Dataset entries:

Start

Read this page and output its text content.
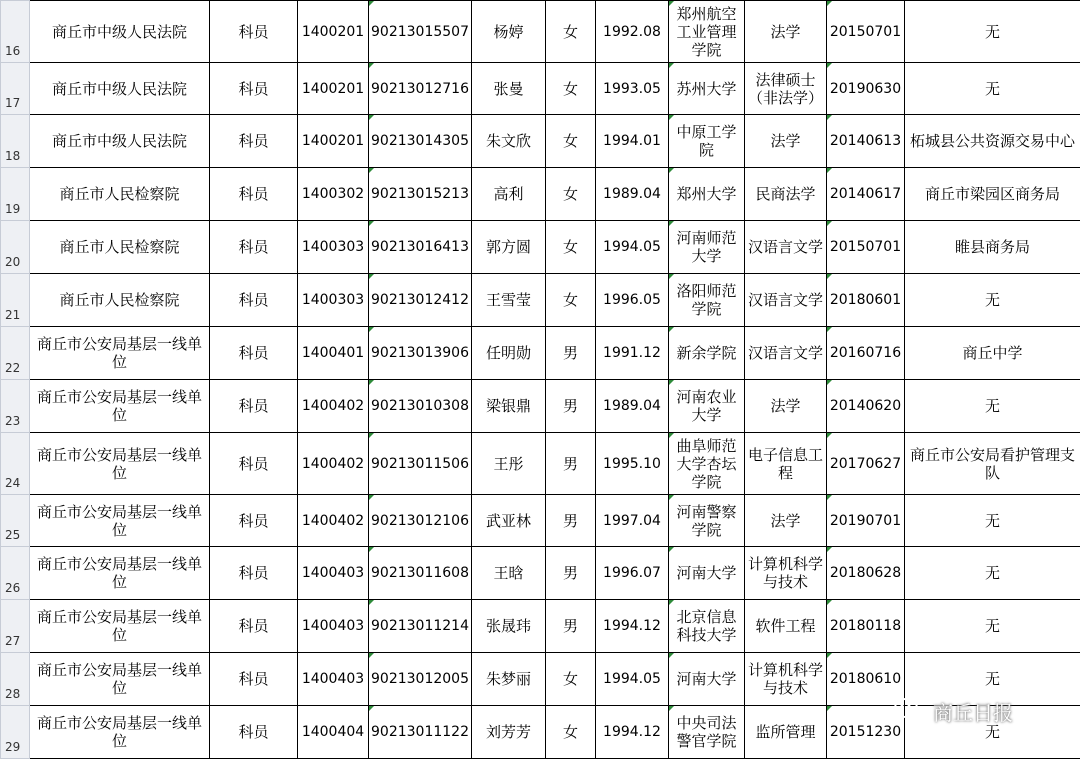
16	商丘市中级人民法院	科员	1400201	90213015507	杨婷	女	1992.08	郑州航空工业管理学院	法学	20150701	无
17	商丘市中级人民法院	科员	1400201	90213012716	张曼	女	1993.05	苏州大学	法律硕士（非法学）	20190630	无
18	商丘市中级人民法院	科员	1400201	90213014305	朱文欣	女	1994.01	中原工学院	法学	20140613	柘城县公共资源交易中心
19	商丘市人民检察院	科员	1400302	90213015213	高利	女	1989.04	郑州大学	民商法学	20140617	商丘市梁园区商务局
20	商丘市人民检察院	科员	1400303	90213016413	郭方圆	女	1994.05	河南师范大学	汉语言文学	20150701	睢县商务局
21	商丘市人民检察院	科员	1400303	90213012412	王雪莹	女	1996.05	洛阳师范学院	汉语言文学	20180601	无
22	商丘市公安局基层一线单位	科员	1400401	90213013906	任明勋	男	1991.12	新余学院	汉语言文学	20160716	商丘中学
23	商丘市公安局基层一线单位	科员	1400402	90213010308	梁银鼎	男	1989.04	河南农业大学	法学	20140620	无
24	商丘市公安局基层一线单位	科员	1400402	90213011506	王彤	男	1995.10	曲阜师范大学杏坛学院	电子信息工程	20170627	商丘市公安局看护管理支队
25	商丘市公安局基层一线单位	科员	1400402	90213012106	武亚林	男	1997.04	河南警察学院	法学	20190701	无
26	商丘市公安局基层一线单位	科员	1400403	90213011608	王晗	男	1996.07	河南大学	计算机科学与技术	20180628	无
27	商丘市公安局基层一线单位	科员	1400403	90213011214	张晟玮	男	1994.12	北京信息科技大学	软件工程	20180118	无
28	商丘市公安局基层一线单位	科员	1400403	90213012005	朱梦丽	女	1994.05	河南大学	计算机科学与技术	20180610	无
29	商丘市公安局基层一线单位	科员	1400404	90213011122	刘芳芳	女	1994.12	中央司法警官学院	监所管理	20151230	无
商丘日报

End

> _PROBLEM DESCRIPTION_:
Pictures appear in the records above. Output everything except them, exactly.

> _ANSWER BELOW_:
Read this page and output its text content.
16	商丘市中级人民法院	科员	1400201	90213015507	杨婷	女	1992.08	郑州航空工业管理学院	法学	20150701	无
17	商丘市中级人民法院	科员	1400201	90213012716	张曼	女	1993.05	苏州大学	法律硕士（非法学）	20190630	无
18	商丘市中级人民法院	科员	1400201	90213014305	朱文欣	女	1994.01	中原工学院	法学	20140613	柘城县公共资源交易中心
19	商丘市人民检察院	科员	1400302	90213015213	高利	女	1989.04	郑州大学	民商法学	20140617	商丘市梁园区商务局
20	商丘市人民检察院	科员	1400303	90213016413	郭方圆	女	1994.05	河南师范大学	汉语言文学	20150701	睢县商务局
21	商丘市人民检察院	科员	1400303	90213012412	王雪莹	女	1996.05	洛阳师范学院	汉语言文学	20180601	无
22	商丘市公安局基层一线单位	科员	1400401	90213013906	任明勋	男	1991.12	新余学院	汉语言文学	20160716	商丘中学
23	商丘市公安局基层一线单位	科员	1400402	90213010308	梁银鼎	男	1989.04	河南农业大学	法学	20140620	无
24	商丘市公安局基层一线单位	科员	1400402	90213011506	王彤	男	1995.10	曲阜师范大学杏坛学院	电子信息工程	20170627	商丘市公安局看护管理支队
25	商丘市公安局基层一线单位	科员	1400402	90213012106	武亚林	男	1997.04	河南警察学院	法学	20190701	无
26	商丘市公安局基层一线单位	科员	1400403	90213011608	王晗	男	1996.07	河南大学	计算机科学与技术	20180628	无
27	商丘市公安局基层一线单位	科员	1400403	90213011214	张晟玮	男	1994.12	北京信息科技大学	软件工程	20180118	无
28	商丘市公安局基层一线单位	科员	1400403	90213012005	朱梦丽	女	1994.05	河南大学	计算机科学与技术	20180610	无
29	商丘市公安局基层一线单位	科员	1400404	90213011122	刘芳芳	女	1994.12	中央司法警官学院	监所管理	20151230	无
商丘日报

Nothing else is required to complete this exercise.